:: WORK TO COMPLETE ::
In the material below, find each line holding the string "ROAD" and copy it.

[Start RECORD SET]

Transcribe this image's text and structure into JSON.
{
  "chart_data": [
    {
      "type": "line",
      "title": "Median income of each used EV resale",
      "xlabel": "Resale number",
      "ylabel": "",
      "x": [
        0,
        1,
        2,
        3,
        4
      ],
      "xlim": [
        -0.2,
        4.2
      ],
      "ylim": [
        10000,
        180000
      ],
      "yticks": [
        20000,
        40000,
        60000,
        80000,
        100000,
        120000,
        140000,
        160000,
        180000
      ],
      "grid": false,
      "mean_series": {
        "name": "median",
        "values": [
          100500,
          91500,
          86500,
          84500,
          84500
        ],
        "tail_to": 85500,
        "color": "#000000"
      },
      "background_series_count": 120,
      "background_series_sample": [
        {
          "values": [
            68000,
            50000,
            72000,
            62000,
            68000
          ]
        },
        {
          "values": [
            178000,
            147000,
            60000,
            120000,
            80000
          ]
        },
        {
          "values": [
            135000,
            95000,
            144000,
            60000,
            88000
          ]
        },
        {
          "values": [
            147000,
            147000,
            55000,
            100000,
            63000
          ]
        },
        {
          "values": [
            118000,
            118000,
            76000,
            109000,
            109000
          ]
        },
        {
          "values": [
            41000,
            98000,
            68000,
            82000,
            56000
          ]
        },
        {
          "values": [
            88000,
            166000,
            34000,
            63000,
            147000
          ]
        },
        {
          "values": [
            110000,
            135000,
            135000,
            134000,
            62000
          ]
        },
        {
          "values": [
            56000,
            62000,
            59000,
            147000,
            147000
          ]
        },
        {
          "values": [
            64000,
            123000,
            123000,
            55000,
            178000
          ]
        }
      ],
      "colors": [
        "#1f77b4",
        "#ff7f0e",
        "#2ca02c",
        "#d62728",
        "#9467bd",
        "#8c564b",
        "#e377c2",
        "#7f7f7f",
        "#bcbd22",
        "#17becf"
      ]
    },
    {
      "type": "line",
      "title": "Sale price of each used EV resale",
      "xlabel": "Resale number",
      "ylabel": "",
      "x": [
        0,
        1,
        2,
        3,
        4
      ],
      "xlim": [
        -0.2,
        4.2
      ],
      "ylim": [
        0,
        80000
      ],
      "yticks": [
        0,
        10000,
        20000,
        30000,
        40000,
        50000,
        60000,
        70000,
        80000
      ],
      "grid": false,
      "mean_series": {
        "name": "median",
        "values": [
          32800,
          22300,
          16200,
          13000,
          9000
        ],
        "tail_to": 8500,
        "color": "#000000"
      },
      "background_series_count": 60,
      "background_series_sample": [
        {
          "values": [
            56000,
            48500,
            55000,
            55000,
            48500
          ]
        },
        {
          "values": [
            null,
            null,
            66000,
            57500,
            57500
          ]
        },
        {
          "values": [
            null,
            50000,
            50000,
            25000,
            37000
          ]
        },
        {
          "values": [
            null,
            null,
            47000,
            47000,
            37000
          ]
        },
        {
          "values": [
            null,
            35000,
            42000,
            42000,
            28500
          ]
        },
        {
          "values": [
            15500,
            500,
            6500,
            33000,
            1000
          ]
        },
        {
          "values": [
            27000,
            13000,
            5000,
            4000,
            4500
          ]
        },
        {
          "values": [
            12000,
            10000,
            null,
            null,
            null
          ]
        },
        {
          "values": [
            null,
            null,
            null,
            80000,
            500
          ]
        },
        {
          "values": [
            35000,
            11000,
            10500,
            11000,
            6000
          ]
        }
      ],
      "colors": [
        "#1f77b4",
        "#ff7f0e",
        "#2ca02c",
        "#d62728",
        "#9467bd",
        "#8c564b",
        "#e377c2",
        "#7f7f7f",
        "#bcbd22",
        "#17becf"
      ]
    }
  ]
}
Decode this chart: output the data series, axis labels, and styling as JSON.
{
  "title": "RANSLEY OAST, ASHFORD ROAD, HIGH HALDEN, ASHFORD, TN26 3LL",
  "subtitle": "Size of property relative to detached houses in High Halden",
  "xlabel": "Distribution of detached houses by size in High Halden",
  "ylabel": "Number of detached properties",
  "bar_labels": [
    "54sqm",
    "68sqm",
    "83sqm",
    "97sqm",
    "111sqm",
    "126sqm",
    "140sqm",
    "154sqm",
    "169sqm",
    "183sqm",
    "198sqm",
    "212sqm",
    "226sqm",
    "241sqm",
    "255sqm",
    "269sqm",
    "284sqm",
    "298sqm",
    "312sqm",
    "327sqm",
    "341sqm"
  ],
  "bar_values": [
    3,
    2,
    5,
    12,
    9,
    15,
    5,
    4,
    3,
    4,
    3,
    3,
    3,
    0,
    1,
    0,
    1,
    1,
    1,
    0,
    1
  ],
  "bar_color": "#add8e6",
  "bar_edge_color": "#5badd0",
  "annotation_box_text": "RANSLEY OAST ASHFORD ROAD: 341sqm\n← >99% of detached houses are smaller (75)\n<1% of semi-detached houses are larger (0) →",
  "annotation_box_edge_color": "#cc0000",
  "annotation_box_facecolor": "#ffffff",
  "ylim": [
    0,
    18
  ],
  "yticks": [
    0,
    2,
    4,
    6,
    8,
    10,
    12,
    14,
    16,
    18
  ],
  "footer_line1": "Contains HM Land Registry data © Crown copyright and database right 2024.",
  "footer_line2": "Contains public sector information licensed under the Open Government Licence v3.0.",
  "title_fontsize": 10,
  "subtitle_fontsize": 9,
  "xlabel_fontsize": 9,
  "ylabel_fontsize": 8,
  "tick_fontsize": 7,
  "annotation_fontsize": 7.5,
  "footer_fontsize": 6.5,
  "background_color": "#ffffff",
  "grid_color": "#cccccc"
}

[End RECORD SET]

:: OUTPUT FOR THIS EXERCISE ::
  "title": "RANSLEY OAST, ASHFORD ROAD, HIGH HALDEN, ASHFORD, TN26 3LL",
  "annotation_box_text": "RANSLEY OAST ASHFORD ROAD: 341sqm\n← >99% of detached houses are smaller (75)\n<1% of semi-detached houses are larger (0) →",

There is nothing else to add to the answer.